INSTRUCTIONS FOR THE TASK
State how many lines in the records hold the word "검진결과", giving the number and no other text.

Records contained in a dataset:
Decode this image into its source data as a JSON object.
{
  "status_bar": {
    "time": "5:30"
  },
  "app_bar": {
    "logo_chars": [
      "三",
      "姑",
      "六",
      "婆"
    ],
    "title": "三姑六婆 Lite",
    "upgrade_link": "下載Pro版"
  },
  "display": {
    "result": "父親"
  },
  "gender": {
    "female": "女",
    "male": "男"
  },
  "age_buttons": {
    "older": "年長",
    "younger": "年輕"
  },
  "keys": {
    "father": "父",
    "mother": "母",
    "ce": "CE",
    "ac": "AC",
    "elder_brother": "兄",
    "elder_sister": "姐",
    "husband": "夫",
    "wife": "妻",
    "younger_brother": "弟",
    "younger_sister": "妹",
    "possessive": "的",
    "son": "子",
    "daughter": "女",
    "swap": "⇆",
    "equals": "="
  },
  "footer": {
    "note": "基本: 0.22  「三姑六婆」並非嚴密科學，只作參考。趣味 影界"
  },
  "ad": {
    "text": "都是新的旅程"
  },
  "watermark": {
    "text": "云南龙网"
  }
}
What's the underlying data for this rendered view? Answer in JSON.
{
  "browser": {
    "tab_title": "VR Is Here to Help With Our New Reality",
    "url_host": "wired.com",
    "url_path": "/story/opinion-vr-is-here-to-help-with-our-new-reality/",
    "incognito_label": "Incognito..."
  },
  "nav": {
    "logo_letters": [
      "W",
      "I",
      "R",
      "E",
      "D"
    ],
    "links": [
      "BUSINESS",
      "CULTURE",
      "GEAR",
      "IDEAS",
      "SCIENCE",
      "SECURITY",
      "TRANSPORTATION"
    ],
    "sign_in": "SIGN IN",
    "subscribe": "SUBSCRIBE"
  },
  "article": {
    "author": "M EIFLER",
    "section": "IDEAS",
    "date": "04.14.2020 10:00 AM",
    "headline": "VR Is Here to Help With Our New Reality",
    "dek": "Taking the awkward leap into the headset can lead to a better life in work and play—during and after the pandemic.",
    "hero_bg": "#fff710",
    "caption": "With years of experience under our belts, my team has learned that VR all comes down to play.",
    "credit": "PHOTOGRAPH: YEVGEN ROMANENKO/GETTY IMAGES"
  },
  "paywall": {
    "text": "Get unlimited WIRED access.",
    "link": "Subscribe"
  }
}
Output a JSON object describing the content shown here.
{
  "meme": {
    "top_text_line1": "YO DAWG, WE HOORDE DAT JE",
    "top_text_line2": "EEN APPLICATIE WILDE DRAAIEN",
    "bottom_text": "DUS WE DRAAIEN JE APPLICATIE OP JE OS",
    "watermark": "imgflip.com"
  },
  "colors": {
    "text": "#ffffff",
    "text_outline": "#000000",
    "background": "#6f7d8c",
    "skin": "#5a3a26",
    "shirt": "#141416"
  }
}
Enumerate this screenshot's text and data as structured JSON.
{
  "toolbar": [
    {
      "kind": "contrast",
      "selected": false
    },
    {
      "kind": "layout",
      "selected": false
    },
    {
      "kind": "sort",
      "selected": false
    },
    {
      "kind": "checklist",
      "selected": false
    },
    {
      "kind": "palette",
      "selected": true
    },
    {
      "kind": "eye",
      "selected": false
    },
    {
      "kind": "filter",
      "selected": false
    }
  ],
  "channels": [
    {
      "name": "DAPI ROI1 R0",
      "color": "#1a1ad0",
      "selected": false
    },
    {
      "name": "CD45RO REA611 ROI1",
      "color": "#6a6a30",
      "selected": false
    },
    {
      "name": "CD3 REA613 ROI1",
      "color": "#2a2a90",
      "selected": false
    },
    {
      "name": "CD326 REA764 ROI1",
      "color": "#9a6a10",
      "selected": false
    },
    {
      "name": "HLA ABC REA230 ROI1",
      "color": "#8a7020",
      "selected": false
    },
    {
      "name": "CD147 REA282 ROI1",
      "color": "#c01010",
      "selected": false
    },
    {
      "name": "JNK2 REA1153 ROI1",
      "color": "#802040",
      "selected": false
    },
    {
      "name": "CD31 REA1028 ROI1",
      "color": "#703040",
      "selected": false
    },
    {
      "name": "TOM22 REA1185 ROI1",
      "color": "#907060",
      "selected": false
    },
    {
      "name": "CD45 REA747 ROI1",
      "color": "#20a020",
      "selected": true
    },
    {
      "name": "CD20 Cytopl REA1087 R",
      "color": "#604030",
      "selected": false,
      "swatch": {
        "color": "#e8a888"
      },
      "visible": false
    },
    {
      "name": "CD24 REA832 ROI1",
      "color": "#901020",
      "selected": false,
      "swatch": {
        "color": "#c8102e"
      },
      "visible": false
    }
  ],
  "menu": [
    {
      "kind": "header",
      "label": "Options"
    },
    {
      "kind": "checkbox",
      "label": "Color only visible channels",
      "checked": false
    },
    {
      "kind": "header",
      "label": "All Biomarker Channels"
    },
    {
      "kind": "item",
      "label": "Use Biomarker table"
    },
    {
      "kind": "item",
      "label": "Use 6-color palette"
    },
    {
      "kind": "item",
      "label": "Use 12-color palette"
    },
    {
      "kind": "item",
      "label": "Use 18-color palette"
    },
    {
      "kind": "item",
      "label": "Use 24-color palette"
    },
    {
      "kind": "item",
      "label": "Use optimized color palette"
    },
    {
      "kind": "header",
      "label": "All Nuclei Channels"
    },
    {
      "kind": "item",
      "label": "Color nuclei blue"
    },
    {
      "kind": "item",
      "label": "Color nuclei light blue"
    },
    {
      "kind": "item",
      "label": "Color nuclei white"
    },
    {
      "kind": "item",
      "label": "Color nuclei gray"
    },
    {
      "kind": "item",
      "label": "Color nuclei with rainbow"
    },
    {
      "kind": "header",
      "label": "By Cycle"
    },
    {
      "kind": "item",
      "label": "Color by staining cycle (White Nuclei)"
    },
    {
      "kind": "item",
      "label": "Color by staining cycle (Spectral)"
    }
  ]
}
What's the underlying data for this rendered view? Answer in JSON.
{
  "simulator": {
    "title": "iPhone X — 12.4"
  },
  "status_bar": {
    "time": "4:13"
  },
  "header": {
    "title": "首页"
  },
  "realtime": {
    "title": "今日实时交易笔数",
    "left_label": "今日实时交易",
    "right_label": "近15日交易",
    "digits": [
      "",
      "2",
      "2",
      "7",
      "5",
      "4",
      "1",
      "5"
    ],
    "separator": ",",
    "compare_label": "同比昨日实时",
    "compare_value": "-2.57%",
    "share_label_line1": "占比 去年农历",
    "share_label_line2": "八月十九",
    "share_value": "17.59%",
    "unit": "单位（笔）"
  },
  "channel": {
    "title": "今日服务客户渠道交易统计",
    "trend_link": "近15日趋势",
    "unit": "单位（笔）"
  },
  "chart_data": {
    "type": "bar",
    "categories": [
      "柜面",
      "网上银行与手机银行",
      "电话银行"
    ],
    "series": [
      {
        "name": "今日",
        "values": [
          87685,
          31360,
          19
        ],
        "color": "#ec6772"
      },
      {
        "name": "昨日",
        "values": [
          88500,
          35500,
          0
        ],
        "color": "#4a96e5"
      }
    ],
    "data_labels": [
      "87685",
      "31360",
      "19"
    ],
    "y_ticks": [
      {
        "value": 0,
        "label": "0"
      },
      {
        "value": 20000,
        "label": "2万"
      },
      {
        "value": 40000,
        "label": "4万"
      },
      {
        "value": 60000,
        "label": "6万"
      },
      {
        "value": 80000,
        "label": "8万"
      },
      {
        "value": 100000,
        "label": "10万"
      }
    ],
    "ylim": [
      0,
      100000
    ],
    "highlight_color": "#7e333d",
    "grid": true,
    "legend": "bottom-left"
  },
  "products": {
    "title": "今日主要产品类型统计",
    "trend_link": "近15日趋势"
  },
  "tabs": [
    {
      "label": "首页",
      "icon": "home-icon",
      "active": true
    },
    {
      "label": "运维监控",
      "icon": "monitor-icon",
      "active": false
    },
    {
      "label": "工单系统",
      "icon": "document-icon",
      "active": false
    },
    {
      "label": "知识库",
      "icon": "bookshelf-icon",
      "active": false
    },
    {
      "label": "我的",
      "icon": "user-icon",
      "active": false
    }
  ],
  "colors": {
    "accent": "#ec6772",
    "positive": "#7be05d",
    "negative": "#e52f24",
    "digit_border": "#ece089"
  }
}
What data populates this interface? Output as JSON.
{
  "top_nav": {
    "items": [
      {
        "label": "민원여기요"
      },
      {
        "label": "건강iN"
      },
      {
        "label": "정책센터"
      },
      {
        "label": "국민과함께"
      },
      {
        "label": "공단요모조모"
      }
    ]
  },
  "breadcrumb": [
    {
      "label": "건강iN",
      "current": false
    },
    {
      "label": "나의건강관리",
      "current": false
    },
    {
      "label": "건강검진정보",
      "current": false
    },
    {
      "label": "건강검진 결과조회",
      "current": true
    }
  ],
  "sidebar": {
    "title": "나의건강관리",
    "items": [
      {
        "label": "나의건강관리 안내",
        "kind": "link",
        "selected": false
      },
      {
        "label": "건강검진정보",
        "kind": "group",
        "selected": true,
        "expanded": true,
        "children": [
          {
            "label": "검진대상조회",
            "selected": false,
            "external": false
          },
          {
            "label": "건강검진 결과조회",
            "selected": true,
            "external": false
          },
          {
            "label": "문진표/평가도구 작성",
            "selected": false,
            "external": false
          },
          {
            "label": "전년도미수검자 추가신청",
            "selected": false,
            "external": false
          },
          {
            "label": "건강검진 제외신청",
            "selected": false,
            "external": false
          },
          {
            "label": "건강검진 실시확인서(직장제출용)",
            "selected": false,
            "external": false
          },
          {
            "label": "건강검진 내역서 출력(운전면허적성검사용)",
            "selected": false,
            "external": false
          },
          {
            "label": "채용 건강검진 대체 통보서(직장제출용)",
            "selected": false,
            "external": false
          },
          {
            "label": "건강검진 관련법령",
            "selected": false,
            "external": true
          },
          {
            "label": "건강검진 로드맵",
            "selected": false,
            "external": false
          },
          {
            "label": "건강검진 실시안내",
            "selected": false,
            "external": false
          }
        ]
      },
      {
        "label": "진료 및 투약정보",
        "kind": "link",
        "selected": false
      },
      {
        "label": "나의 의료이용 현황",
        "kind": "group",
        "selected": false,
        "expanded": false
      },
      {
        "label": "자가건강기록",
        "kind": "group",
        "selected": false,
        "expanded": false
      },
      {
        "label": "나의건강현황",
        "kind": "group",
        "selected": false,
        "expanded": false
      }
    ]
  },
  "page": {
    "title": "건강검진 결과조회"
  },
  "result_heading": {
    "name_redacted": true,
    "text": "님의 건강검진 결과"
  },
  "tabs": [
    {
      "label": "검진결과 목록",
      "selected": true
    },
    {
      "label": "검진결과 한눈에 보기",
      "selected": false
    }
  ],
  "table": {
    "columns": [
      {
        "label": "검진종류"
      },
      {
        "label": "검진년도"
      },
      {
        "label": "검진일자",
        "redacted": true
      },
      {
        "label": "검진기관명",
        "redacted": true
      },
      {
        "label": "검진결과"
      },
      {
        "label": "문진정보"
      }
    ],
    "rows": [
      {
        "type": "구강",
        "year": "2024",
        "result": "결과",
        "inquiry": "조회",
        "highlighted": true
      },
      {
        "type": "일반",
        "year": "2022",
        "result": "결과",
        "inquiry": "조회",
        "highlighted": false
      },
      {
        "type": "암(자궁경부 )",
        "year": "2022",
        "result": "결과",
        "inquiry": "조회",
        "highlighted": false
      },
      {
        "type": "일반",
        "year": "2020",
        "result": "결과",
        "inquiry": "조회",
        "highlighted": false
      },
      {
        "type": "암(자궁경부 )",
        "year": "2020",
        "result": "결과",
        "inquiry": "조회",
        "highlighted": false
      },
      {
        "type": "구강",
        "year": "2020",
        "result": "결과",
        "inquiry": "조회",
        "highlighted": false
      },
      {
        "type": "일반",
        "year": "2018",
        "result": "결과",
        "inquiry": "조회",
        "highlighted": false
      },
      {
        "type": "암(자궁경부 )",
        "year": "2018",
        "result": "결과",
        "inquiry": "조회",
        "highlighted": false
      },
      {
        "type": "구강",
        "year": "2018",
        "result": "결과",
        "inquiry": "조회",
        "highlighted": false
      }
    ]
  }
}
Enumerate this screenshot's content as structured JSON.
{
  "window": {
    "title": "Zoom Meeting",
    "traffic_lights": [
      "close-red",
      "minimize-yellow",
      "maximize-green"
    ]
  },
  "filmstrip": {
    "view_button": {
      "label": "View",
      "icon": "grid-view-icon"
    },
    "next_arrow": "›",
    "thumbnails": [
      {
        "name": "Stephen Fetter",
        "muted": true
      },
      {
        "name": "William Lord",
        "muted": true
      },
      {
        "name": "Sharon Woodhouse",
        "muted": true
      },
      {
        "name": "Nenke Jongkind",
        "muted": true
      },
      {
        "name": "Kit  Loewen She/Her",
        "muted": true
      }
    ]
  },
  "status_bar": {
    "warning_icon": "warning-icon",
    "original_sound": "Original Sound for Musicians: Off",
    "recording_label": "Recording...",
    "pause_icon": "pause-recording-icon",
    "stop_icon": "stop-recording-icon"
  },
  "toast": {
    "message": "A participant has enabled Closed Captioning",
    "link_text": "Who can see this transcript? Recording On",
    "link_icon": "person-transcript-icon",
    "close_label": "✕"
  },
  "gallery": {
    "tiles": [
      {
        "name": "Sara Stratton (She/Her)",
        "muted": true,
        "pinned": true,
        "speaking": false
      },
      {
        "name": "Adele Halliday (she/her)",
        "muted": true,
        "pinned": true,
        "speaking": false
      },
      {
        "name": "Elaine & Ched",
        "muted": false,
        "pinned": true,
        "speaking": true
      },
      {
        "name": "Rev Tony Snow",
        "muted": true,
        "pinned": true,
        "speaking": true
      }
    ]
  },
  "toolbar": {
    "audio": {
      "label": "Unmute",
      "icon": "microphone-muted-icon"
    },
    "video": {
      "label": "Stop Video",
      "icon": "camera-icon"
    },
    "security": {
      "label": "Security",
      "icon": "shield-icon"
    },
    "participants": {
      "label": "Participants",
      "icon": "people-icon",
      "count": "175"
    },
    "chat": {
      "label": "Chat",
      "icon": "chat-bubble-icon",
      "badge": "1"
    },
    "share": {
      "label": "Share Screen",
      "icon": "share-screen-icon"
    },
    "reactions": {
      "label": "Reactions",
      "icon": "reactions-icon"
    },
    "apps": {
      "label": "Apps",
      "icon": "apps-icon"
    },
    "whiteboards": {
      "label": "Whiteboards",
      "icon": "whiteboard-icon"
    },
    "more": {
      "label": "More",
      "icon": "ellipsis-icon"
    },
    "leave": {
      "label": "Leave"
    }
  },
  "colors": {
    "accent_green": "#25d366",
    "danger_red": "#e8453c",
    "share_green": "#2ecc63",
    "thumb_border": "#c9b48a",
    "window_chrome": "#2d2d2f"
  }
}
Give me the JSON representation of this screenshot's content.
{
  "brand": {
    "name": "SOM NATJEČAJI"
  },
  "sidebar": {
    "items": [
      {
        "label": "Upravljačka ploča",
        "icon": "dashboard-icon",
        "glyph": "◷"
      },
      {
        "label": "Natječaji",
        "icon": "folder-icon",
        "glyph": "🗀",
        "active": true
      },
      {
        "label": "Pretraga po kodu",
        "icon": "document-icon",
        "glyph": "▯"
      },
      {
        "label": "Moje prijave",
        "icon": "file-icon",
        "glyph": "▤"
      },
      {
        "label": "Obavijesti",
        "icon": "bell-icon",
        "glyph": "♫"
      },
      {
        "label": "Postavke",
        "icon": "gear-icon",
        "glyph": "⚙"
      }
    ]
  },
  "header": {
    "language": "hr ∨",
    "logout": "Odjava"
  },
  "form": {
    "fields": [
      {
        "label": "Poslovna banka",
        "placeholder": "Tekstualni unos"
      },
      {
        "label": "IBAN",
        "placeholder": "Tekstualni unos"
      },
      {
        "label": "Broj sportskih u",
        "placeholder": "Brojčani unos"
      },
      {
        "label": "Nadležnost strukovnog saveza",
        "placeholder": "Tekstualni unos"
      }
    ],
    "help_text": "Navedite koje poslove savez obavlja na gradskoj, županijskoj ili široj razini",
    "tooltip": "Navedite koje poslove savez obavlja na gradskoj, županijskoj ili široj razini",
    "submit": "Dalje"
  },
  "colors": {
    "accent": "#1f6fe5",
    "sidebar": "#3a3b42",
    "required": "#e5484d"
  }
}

CORRECT OUTPUT
3